### [EXERCISE INSTRUCTIONS]
Exclude the pictures and retype the entries as written.
[Start RAW DATA]
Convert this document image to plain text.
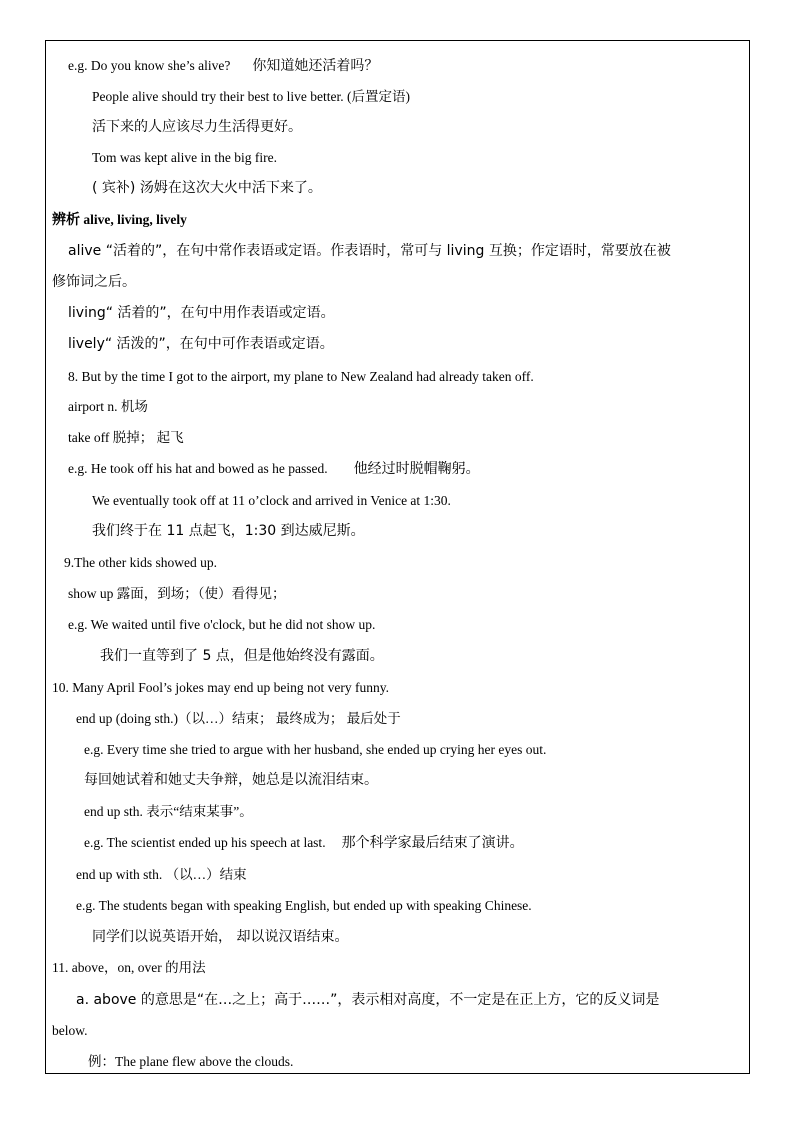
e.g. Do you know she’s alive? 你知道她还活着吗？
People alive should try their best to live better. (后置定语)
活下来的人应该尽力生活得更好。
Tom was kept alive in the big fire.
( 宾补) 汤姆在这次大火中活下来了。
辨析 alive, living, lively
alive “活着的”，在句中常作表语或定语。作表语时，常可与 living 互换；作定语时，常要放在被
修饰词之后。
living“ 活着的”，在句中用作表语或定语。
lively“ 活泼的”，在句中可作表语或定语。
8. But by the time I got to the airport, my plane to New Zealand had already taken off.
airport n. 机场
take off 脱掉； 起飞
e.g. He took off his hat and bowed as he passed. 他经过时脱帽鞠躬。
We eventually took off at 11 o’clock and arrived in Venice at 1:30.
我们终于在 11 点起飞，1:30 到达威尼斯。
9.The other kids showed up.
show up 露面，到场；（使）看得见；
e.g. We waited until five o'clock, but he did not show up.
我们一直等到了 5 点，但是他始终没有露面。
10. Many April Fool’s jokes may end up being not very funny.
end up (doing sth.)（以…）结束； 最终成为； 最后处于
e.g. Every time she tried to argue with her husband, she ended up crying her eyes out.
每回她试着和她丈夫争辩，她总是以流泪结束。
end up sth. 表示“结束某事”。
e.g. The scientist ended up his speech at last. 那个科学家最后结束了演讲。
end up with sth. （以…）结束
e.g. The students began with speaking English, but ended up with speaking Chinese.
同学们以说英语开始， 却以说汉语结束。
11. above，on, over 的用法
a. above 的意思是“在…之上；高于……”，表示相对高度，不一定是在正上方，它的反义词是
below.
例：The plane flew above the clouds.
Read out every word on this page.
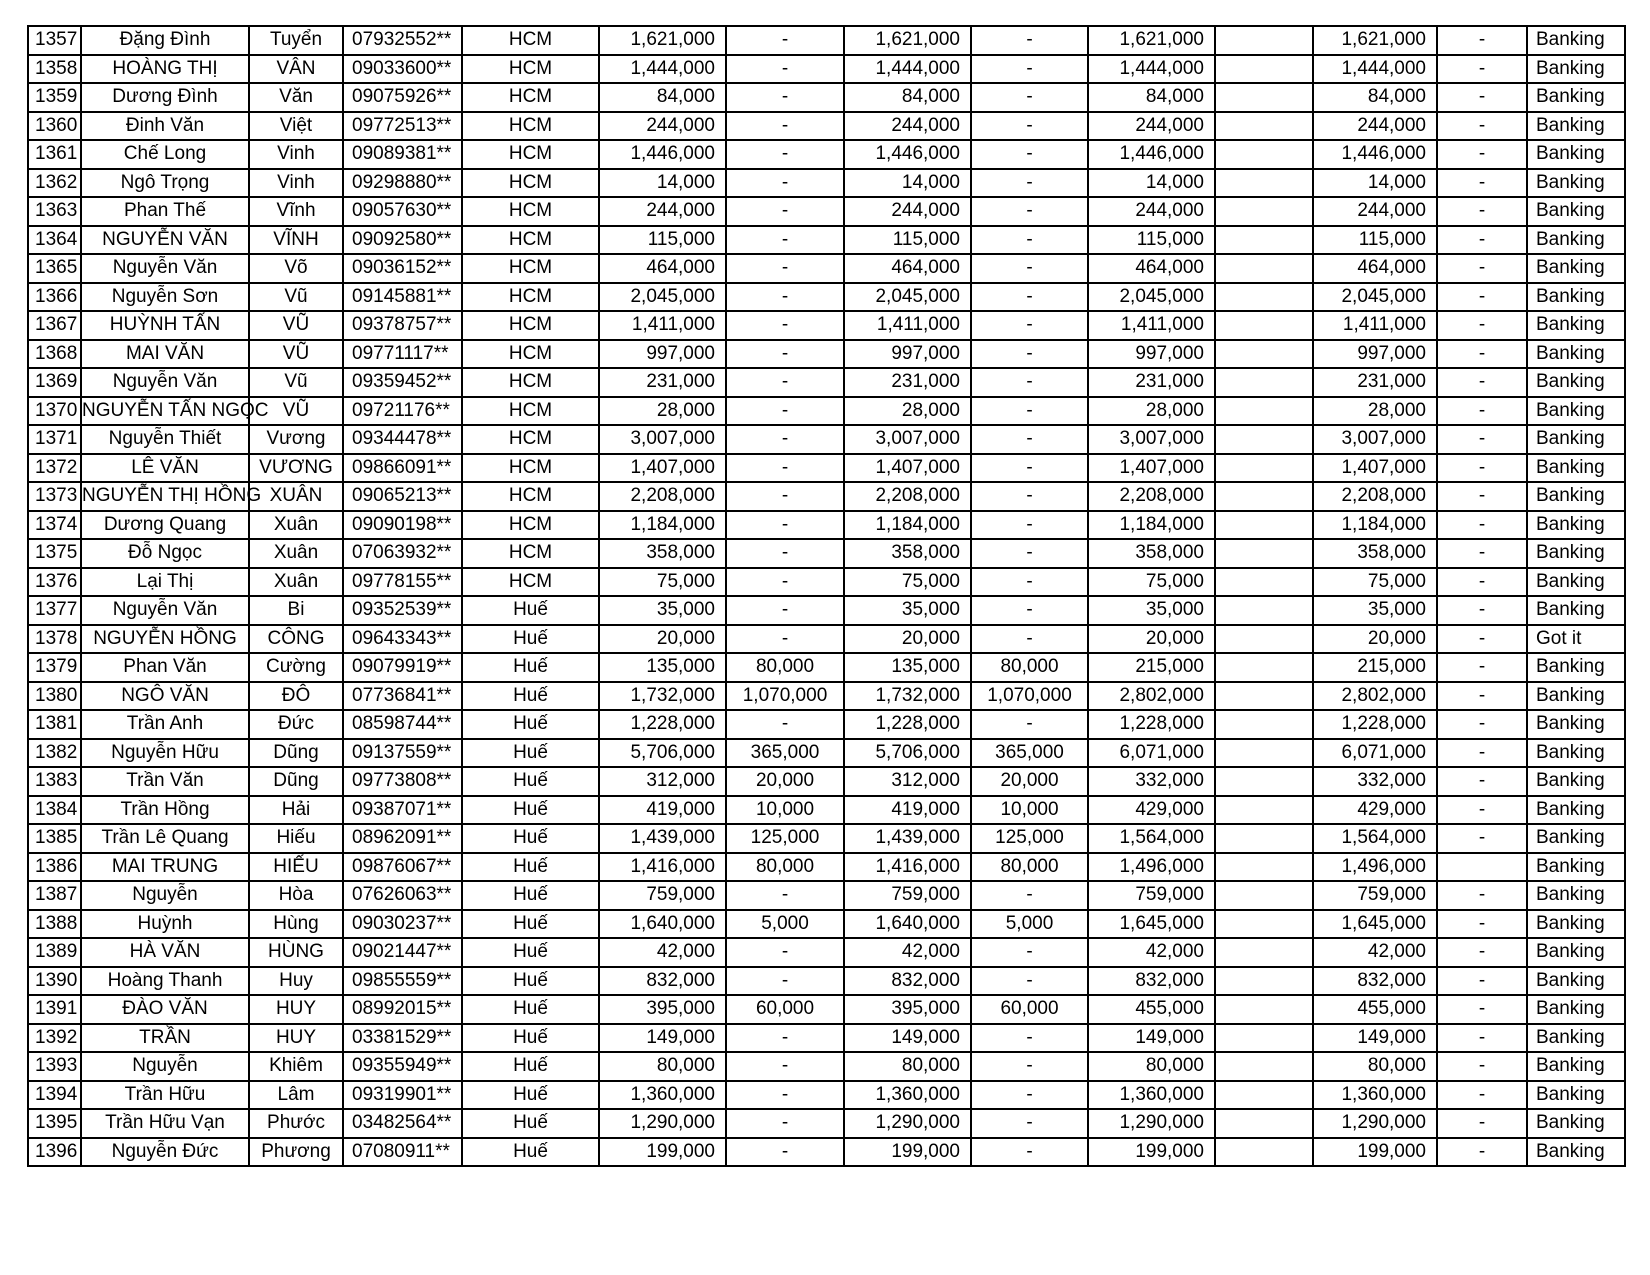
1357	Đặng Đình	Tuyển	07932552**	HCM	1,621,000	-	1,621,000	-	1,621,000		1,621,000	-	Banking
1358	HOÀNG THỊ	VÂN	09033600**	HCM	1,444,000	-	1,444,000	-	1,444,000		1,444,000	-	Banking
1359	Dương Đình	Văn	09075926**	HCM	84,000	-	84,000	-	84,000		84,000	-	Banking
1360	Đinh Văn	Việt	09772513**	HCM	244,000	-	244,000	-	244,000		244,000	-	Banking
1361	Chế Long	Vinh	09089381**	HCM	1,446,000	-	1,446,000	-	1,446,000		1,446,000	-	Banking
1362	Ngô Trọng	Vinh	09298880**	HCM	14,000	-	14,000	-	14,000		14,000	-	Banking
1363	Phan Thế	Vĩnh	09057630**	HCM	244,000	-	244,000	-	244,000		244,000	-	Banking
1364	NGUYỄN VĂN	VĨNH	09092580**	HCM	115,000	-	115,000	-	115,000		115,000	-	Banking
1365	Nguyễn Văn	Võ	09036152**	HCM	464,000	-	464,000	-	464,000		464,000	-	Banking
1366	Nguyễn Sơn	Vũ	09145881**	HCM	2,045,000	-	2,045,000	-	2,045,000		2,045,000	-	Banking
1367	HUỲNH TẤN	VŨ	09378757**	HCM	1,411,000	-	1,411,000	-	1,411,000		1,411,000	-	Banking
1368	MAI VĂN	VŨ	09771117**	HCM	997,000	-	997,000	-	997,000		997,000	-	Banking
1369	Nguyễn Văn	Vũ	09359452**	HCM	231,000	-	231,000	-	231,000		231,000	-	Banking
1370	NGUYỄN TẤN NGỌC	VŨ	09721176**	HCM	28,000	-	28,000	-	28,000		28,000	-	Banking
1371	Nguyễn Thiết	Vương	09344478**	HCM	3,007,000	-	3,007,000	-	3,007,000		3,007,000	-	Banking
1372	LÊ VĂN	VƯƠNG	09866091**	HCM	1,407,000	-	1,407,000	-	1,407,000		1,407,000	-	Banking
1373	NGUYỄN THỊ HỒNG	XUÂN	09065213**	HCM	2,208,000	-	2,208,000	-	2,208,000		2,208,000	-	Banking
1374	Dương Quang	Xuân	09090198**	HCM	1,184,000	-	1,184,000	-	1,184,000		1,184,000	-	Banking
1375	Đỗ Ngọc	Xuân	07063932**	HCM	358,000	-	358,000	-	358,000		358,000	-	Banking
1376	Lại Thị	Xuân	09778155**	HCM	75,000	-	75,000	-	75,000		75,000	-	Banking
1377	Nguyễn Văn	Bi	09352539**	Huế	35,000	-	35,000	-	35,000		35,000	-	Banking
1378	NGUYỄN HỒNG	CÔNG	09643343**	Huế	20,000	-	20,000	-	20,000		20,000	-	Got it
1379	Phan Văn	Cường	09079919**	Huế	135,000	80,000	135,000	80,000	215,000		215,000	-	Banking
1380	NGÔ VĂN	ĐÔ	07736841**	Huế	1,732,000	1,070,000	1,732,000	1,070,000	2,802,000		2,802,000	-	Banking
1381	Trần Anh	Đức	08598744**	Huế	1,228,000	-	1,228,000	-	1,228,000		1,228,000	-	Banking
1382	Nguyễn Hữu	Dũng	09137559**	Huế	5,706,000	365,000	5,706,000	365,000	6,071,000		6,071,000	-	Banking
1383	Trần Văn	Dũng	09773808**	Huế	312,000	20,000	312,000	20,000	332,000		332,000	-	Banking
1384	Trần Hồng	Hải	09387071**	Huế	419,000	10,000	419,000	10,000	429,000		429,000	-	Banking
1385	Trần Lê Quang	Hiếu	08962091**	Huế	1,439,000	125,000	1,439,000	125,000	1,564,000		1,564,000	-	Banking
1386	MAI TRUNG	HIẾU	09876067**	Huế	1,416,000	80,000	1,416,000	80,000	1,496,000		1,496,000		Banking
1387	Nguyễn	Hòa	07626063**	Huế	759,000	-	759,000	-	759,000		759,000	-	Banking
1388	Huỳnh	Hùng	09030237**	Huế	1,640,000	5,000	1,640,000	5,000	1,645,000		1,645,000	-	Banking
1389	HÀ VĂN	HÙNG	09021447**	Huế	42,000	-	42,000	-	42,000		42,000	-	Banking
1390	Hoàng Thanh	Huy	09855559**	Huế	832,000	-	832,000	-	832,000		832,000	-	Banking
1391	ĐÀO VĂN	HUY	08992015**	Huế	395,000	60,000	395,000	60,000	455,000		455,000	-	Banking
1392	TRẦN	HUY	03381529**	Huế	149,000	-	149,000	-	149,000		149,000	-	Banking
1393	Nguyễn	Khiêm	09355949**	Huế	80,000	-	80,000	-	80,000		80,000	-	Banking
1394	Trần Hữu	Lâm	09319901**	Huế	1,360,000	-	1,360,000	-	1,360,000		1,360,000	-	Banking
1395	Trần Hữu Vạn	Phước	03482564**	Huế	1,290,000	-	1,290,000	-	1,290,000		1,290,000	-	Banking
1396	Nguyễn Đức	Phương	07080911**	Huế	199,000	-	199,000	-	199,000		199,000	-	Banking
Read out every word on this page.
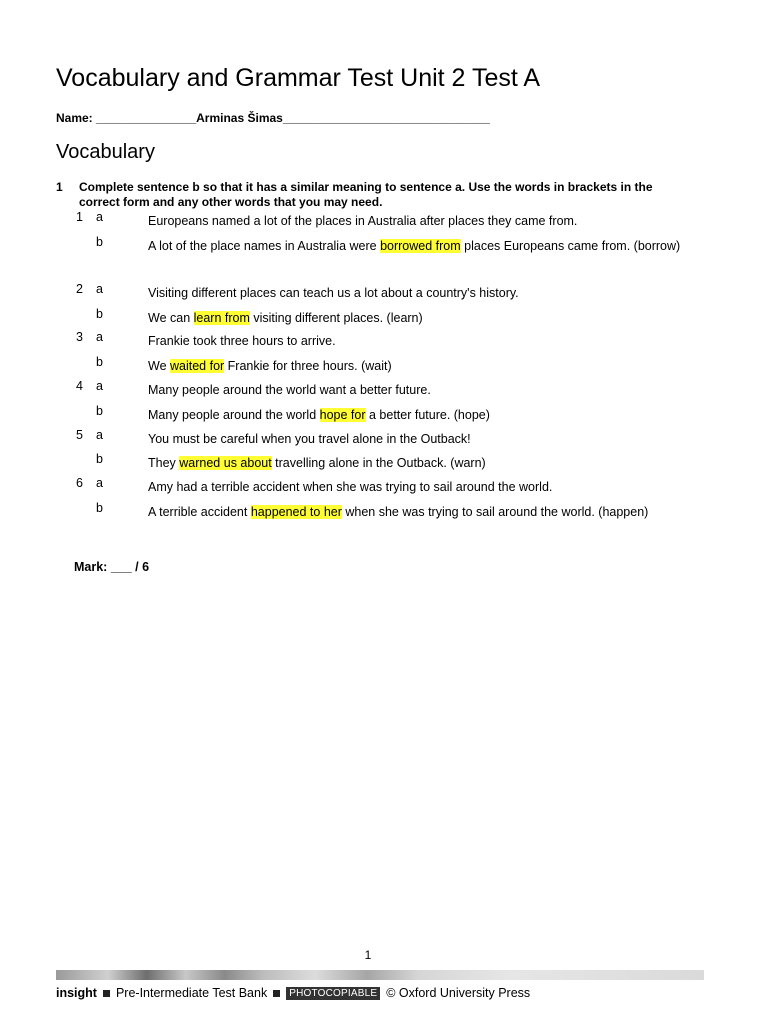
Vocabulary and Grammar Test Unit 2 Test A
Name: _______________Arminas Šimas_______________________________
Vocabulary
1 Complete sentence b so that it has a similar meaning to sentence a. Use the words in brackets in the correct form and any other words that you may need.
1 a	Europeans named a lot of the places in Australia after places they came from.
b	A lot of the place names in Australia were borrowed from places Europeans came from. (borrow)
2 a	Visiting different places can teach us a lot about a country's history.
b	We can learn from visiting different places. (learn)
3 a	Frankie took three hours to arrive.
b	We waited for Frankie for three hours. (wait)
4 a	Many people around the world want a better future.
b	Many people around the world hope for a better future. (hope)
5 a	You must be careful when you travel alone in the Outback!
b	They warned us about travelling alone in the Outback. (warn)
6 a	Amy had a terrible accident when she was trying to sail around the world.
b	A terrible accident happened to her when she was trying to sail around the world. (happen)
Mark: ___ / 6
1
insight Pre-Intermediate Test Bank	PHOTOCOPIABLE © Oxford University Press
[End RAW DATA]
### [CORRECT RESULT]
Convert this document image to plain text.
e.g. Do you know she’s alive? 你知道她还活着吗？
People alive should try their best to live better. (后置定语)
活下来的人应该尽力生活得更好。
Tom was kept alive in the big fire.
( 宾补) 汤姆在这次大火中活下来了。
辨析 alive, living, lively
alive “活着的”，在句中常作表语或定语。作表语时，常可与 living 互换；作定语时，常要放在被
修饰词之后。
living“ 活着的”，在句中用作表语或定语。
lively“ 活泼的”，在句中可作表语或定语。
8. But by the time I got to the airport, my plane to New Zealand had already taken off.
airport n. 机场
take off 脱掉； 起飞
e.g. He took off his hat and bowed as he passed. 他经过时脱帽鞠躬。
We eventually took off at 11 o’clock and arrived in Venice at 1:30.
我们终于在 11 点起飞，1:30 到达威尼斯。
9.The other kids showed up.
show up 露面，到场；（使）看得见；
e.g. We waited until five o'clock, but he did not show up.
我们一直等到了 5 点，但是他始终没有露面。
10. Many April Fool’s jokes may end up being not very funny.
end up (doing sth.)（以…）结束； 最终成为； 最后处于
e.g. Every time she tried to argue with her husband, she ended up crying her eyes out.
每回她试着和她丈夫争辩，她总是以流泪结束。
end up sth. 表示“结束某事”。
e.g. The scientist ended up his speech at last. 那个科学家最后结束了演讲。
end up with sth. （以…）结束
e.g. The students began with speaking English, but ended up with speaking Chinese.
同学们以说英语开始， 却以说汉语结束。
11. above，on, over 的用法
a. above 的意思是“在…之上；高于……”，表示相对高度，不一定是在正上方，它的反义词是
below.
例：The plane flew above the clouds.
Read out every word on this page.
1357	Đặng Đình	Tuyển	07932552**	HCM	1,621,000	-	1,621,000	-	1,621,000		1,621,000	-	Banking
1358	HOÀNG THỊ	VÂN	09033600**	HCM	1,444,000	-	1,444,000	-	1,444,000		1,444,000	-	Banking
1359	Dương Đình	Văn	09075926**	HCM	84,000	-	84,000	-	84,000		84,000	-	Banking
1360	Đinh Văn	Việt	09772513**	HCM	244,000	-	244,000	-	244,000		244,000	-	Banking
1361	Chế Long	Vinh	09089381**	HCM	1,446,000	-	1,446,000	-	1,446,000		1,446,000	-	Banking
1362	Ngô Trọng	Vinh	09298880**	HCM	14,000	-	14,000	-	14,000		14,000	-	Banking
1363	Phan Thế	Vĩnh	09057630**	HCM	244,000	-	244,000	-	244,000		244,000	-	Banking
1364	NGUYỄN VĂN	VĨNH	09092580**	HCM	115,000	-	115,000	-	115,000		115,000	-	Banking
1365	Nguyễn Văn	Võ	09036152**	HCM	464,000	-	464,000	-	464,000		464,000	-	Banking
1366	Nguyễn Sơn	Vũ	09145881**	HCM	2,045,000	-	2,045,000	-	2,045,000		2,045,000	-	Banking
1367	HUỲNH TẤN	VŨ	09378757**	HCM	1,411,000	-	1,411,000	-	1,411,000		1,411,000	-	Banking
1368	MAI VĂN	VŨ	09771117**	HCM	997,000	-	997,000	-	997,000		997,000	-	Banking
1369	Nguyễn Văn	Vũ	09359452**	HCM	231,000	-	231,000	-	231,000		231,000	-	Banking
1370	NGUYỄN TẤN NGỌC	VŨ	09721176**	HCM	28,000	-	28,000	-	28,000		28,000	-	Banking
1371	Nguyễn Thiết	Vương	09344478**	HCM	3,007,000	-	3,007,000	-	3,007,000		3,007,000	-	Banking
1372	LÊ VĂN	VƯƠNG	09866091**	HCM	1,407,000	-	1,407,000	-	1,407,000		1,407,000	-	Banking
1373	NGUYỄN THỊ HỒNG	XUÂN	09065213**	HCM	2,208,000	-	2,208,000	-	2,208,000		2,208,000	-	Banking
1374	Dương Quang	Xuân	09090198**	HCM	1,184,000	-	1,184,000	-	1,184,000		1,184,000	-	Banking
1375	Đỗ Ngọc	Xuân	07063932**	HCM	358,000	-	358,000	-	358,000		358,000	-	Banking
1376	Lại Thị	Xuân	09778155**	HCM	75,000	-	75,000	-	75,000		75,000	-	Banking
1377	Nguyễn Văn	Bi	09352539**	Huế	35,000	-	35,000	-	35,000		35,000	-	Banking
1378	NGUYỄN HỒNG	CÔNG	09643343**	Huế	20,000	-	20,000	-	20,000		20,000	-	Got it
1379	Phan Văn	Cường	09079919**	Huế	135,000	80,000	135,000	80,000	215,000		215,000	-	Banking
1380	NGÔ VĂN	ĐÔ	07736841**	Huế	1,732,000	1,070,000	1,732,000	1,070,000	2,802,000		2,802,000	-	Banking
1381	Trần Anh	Đức	08598744**	Huế	1,228,000	-	1,228,000	-	1,228,000		1,228,000	-	Banking
1382	Nguyễn Hữu	Dũng	09137559**	Huế	5,706,000	365,000	5,706,000	365,000	6,071,000		6,071,000	-	Banking
1383	Trần Văn	Dũng	09773808**	Huế	312,000	20,000	312,000	20,000	332,000		332,000	-	Banking
1384	Trần Hồng	Hải	09387071**	Huế	419,000	10,000	419,000	10,000	429,000		429,000	-	Banking
1385	Trần Lê Quang	Hiếu	08962091**	Huế	1,439,000	125,000	1,439,000	125,000	1,564,000		1,564,000	-	Banking
1386	MAI TRUNG	HIẾU	09876067**	Huế	1,416,000	80,000	1,416,000	80,000	1,496,000		1,496,000		Banking
1387	Nguyễn	Hòa	07626063**	Huế	759,000	-	759,000	-	759,000		759,000	-	Banking
1388	Huỳnh	Hùng	09030237**	Huế	1,640,000	5,000	1,640,000	5,000	1,645,000		1,645,000	-	Banking
1389	HÀ VĂN	HÙNG	09021447**	Huế	42,000	-	42,000	-	42,000		42,000	-	Banking
1390	Hoàng Thanh	Huy	09855559**	Huế	832,000	-	832,000	-	832,000		832,000	-	Banking
1391	ĐÀO VĂN	HUY	08992015**	Huế	395,000	60,000	395,000	60,000	455,000		455,000	-	Banking
1392	TRẦN	HUY	03381529**	Huế	149,000	-	149,000	-	149,000		149,000	-	Banking
1393	Nguyễn	Khiêm	09355949**	Huế	80,000	-	80,000	-	80,000		80,000	-	Banking
1394	Trần Hữu	Lâm	09319901**	Huế	1,360,000	-	1,360,000	-	1,360,000		1,360,000	-	Banking
1395	Trần Hữu Vạn	Phước	03482564**	Huế	1,290,000	-	1,290,000	-	1,290,000		1,290,000	-	Banking
1396	Nguyễn Đức	Phương	07080911**	Huế	199,000	-	199,000	-	199,000		199,000	-	Banking
Read out every word on this page.
Vocabulary and Grammar Test Unit 2 Test A
Name: _______________Arminas Šimas_______________________________
Vocabulary
1 Complete sentence b so that it has a similar meaning to sentence a. Use the words in brackets in the correct form and any other words that you may need.
1 a	Europeans named a lot of the places in Australia after places they came from.
b	A lot of the place names in Australia were borrowed from places Europeans came from. (borrow)
2 a	Visiting different places can teach us a lot about a country's history.
b	We can learn from visiting different places. (learn)
3 a	Frankie took three hours to arrive.
b	We waited for Frankie for three hours. (wait)
4 a	Many people around the world want a better future.
b	Many people around the world hope for a better future. (hope)
5 a	You must be careful when you travel alone in the Outback!
b	They warned us about travelling alone in the Outback. (warn)
6 a	Amy had a terrible accident when she was trying to sail around the world.
b	A terrible accident happened to her when she was trying to sail around the world. (happen)
Mark: ___ / 6
1
insight Pre-Intermediate Test Bank	PHOTOCOPIABLE © Oxford University Press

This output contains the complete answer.